WHAT IS ASKED ::
Wherever "Customers" appears in a line, copy that line.

INPUT MATERIAL ::
_ _ _ _

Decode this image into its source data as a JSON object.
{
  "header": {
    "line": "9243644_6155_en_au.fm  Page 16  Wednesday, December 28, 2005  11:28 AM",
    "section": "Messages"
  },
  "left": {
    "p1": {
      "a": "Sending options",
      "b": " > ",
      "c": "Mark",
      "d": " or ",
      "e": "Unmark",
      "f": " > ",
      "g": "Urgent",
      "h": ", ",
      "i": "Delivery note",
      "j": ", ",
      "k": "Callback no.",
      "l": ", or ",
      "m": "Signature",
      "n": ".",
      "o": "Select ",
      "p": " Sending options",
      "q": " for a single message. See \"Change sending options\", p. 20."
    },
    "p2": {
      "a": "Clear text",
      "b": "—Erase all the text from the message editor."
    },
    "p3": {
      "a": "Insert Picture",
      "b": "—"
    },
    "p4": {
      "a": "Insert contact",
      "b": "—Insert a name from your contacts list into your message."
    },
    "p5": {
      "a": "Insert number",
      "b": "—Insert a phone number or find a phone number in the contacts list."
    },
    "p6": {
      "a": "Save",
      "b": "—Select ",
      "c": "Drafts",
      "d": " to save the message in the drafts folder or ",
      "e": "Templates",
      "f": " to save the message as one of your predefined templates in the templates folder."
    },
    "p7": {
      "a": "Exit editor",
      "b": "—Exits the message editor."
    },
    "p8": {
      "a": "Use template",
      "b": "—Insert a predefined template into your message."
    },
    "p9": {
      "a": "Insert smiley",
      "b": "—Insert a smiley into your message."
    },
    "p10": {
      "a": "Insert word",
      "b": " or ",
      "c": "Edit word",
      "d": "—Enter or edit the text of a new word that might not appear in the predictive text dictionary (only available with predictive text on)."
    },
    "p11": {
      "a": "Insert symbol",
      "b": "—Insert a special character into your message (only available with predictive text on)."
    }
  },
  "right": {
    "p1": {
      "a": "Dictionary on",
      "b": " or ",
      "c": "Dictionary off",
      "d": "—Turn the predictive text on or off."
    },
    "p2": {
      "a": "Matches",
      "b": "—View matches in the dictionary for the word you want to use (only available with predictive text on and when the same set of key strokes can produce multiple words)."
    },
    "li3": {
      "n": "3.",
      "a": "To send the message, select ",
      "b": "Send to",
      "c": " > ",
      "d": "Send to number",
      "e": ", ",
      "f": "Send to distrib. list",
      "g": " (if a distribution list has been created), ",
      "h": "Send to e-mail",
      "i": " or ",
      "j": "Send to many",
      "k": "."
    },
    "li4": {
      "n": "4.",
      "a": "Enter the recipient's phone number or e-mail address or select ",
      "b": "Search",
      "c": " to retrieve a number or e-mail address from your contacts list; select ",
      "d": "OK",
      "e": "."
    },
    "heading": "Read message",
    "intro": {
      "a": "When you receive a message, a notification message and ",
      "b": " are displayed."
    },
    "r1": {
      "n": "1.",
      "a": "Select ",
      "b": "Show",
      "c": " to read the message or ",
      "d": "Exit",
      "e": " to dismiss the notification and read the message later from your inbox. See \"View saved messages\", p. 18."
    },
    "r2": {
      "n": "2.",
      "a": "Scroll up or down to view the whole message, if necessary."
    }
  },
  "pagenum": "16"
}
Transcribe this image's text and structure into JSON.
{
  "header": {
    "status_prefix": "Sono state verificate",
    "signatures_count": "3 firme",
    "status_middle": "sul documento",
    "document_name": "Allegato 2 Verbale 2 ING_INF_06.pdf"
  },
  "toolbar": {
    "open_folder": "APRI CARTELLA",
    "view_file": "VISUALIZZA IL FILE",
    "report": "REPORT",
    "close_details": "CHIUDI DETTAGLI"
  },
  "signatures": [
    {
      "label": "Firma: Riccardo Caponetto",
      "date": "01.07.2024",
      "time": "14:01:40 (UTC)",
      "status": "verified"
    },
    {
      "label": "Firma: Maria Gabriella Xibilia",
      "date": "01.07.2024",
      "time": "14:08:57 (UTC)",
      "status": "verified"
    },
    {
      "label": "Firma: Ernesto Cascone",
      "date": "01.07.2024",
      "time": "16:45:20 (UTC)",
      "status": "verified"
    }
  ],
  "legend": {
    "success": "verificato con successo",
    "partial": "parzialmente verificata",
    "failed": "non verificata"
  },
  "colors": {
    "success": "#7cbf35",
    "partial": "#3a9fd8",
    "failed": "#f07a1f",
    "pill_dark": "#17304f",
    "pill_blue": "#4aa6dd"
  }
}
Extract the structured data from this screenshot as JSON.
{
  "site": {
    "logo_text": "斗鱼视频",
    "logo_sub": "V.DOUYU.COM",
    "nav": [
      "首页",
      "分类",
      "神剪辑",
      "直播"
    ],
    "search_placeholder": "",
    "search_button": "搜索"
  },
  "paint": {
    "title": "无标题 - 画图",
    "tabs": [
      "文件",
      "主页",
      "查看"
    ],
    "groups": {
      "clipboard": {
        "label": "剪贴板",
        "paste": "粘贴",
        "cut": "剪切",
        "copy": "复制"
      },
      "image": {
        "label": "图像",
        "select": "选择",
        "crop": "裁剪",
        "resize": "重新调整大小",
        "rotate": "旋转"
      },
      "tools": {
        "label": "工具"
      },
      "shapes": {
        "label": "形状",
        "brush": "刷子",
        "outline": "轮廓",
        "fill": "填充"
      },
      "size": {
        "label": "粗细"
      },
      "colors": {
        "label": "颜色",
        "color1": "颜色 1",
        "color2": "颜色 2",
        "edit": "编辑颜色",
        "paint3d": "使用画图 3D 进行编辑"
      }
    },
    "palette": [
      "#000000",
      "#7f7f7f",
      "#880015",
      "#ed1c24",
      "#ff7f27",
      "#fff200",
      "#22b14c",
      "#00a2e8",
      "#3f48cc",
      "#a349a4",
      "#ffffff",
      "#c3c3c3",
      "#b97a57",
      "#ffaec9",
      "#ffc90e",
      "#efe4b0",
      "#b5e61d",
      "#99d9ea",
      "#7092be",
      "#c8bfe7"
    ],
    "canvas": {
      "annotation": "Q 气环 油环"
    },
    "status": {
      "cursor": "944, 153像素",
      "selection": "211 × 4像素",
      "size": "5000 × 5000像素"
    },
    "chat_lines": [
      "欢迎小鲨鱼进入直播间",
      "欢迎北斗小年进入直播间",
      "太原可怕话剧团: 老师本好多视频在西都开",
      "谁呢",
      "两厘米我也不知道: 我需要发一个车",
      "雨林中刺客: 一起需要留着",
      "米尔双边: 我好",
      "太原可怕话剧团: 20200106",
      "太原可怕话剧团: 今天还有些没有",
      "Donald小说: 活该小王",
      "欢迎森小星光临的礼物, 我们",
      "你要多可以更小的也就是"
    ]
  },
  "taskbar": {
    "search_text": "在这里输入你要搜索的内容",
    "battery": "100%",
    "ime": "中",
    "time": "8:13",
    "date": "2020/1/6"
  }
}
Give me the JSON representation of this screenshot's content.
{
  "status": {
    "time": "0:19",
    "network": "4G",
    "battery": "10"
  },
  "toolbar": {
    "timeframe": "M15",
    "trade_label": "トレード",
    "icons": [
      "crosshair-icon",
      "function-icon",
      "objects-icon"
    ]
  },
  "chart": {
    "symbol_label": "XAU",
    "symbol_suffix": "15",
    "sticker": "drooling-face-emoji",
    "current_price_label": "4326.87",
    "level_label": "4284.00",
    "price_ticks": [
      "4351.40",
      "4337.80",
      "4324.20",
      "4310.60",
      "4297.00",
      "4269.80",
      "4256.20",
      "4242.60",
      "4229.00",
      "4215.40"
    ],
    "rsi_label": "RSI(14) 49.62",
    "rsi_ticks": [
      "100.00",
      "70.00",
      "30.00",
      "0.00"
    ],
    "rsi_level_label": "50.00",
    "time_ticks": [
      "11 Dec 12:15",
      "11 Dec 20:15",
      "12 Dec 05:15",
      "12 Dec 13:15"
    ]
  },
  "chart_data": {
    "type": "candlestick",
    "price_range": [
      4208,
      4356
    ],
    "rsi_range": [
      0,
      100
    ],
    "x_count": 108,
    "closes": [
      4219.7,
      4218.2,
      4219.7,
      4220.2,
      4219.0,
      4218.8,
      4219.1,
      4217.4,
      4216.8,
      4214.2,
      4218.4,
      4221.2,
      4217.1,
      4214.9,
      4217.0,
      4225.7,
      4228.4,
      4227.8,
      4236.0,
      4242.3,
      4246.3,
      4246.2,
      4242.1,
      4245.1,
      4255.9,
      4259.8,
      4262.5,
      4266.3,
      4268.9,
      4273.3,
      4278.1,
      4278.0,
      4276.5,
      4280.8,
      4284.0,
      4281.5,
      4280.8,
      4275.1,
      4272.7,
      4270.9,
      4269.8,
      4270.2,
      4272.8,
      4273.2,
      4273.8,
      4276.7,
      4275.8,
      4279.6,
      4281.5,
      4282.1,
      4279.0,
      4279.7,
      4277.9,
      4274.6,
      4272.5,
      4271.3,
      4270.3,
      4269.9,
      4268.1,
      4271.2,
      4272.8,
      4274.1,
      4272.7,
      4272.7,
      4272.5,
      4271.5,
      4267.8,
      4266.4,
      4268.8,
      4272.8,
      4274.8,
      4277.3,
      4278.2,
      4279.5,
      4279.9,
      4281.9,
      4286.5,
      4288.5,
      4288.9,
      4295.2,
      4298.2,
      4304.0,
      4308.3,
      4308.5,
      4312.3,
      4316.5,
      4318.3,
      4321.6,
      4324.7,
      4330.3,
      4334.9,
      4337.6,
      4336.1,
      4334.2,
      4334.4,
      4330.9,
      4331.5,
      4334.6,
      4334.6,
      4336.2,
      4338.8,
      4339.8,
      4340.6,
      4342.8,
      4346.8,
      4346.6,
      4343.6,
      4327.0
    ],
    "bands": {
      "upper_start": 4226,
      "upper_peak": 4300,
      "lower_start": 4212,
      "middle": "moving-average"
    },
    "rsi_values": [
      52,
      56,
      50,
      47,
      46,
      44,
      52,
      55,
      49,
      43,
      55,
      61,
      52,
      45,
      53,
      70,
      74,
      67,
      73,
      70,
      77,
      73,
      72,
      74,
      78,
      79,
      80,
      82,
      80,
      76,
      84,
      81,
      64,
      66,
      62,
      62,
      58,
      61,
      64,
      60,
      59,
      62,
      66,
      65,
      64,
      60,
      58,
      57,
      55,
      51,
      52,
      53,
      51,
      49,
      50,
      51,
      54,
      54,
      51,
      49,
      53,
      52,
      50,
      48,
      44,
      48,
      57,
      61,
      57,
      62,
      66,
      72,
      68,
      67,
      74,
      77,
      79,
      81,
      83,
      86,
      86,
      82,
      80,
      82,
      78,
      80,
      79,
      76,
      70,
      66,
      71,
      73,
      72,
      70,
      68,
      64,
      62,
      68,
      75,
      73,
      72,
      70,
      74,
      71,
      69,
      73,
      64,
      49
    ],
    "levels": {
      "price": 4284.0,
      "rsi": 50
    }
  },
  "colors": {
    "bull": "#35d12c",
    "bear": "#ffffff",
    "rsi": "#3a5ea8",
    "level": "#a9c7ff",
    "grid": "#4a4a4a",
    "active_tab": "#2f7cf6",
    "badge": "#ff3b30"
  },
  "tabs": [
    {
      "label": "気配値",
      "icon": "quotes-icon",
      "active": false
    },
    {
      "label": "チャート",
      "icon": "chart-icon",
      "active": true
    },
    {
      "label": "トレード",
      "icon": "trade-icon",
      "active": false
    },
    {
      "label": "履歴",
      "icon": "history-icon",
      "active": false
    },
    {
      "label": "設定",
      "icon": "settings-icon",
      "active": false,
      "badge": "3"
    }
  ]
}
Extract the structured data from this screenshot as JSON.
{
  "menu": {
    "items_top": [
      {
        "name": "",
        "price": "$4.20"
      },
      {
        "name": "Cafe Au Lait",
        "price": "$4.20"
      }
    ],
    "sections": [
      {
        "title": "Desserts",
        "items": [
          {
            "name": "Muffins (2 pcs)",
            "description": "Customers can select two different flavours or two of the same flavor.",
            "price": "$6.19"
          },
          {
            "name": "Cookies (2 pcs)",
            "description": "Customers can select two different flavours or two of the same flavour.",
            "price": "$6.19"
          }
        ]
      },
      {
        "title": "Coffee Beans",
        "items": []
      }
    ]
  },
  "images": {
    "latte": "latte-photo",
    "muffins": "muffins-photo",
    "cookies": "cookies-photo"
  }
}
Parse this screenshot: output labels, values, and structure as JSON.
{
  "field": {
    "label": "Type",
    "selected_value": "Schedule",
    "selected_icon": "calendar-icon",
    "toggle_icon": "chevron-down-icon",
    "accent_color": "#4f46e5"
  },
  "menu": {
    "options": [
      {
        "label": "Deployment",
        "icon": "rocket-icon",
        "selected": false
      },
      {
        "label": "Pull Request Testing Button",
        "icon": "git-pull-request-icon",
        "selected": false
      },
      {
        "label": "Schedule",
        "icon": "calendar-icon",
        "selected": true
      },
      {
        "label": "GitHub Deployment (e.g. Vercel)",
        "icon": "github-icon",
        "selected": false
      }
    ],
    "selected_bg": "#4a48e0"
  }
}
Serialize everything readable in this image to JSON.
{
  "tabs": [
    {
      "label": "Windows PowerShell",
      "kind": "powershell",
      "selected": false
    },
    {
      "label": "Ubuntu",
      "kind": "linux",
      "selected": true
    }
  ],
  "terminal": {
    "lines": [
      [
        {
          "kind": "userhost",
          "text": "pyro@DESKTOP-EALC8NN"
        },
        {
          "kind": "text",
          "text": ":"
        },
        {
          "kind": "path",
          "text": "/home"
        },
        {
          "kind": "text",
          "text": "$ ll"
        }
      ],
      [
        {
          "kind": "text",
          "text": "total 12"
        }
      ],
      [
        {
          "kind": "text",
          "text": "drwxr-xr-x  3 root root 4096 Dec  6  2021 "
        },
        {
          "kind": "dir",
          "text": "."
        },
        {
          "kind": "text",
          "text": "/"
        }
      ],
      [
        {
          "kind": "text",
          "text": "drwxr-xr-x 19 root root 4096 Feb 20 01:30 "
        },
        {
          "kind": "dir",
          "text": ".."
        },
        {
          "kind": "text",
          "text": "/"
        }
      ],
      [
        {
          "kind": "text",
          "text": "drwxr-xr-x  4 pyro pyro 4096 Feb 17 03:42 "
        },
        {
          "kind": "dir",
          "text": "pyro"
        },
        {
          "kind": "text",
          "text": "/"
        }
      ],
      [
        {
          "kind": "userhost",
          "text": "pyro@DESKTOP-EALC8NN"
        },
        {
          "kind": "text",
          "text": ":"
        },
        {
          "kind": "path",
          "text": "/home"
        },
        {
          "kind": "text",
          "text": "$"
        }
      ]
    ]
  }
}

_ _ _ _

EXERCISE RESULT ::
            "description": "Customers can select two different flavours or two of the same flavor.",
            "description": "Customers can select two different flavours or two of the same flavour.",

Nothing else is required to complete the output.